» What needs to be done:
Provide only the number of lines in the listing that contain the string "Post".

» The records:
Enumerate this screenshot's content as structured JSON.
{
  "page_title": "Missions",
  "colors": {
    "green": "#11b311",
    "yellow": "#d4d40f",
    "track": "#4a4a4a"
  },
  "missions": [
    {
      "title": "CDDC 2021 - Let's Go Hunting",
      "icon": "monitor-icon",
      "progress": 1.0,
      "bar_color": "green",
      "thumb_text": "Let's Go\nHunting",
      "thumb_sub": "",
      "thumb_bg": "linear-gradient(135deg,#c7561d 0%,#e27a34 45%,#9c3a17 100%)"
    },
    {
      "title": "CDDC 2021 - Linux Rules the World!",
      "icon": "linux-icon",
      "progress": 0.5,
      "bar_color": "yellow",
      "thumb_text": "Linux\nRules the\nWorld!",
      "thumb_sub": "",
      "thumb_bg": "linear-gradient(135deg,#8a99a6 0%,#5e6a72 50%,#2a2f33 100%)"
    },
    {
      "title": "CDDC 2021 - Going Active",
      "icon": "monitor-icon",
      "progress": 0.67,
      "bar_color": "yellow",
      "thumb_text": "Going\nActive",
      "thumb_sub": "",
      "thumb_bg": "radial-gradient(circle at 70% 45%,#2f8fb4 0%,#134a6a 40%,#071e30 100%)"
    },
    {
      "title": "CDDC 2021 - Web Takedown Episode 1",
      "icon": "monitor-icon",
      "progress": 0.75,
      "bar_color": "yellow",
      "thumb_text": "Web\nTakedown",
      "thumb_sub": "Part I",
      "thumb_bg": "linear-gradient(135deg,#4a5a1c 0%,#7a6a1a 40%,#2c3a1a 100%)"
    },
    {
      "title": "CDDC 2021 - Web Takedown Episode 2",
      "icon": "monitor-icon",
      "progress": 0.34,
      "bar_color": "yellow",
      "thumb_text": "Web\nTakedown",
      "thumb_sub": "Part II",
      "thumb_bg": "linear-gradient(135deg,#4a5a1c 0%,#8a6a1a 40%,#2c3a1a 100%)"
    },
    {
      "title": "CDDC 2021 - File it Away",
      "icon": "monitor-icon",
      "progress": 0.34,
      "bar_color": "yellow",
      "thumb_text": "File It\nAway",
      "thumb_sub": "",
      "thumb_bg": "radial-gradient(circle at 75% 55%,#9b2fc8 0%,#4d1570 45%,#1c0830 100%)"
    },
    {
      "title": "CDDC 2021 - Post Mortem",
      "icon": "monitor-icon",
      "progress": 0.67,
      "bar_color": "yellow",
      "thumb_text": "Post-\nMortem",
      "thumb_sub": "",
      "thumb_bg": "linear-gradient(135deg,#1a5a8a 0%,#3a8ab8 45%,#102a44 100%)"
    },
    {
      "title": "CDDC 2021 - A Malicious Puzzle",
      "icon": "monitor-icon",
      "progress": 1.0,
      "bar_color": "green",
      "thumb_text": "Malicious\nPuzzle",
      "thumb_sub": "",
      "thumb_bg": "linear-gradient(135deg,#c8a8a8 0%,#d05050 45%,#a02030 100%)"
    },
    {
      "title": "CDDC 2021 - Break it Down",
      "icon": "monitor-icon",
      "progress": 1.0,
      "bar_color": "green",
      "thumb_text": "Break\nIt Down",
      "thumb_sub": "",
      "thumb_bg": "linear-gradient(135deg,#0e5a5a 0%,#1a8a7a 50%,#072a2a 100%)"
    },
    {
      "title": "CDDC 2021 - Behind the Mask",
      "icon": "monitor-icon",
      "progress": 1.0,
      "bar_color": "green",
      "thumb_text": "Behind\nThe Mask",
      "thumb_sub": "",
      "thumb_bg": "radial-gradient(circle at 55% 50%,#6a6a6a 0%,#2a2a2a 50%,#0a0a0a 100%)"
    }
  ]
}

» Correct output:
2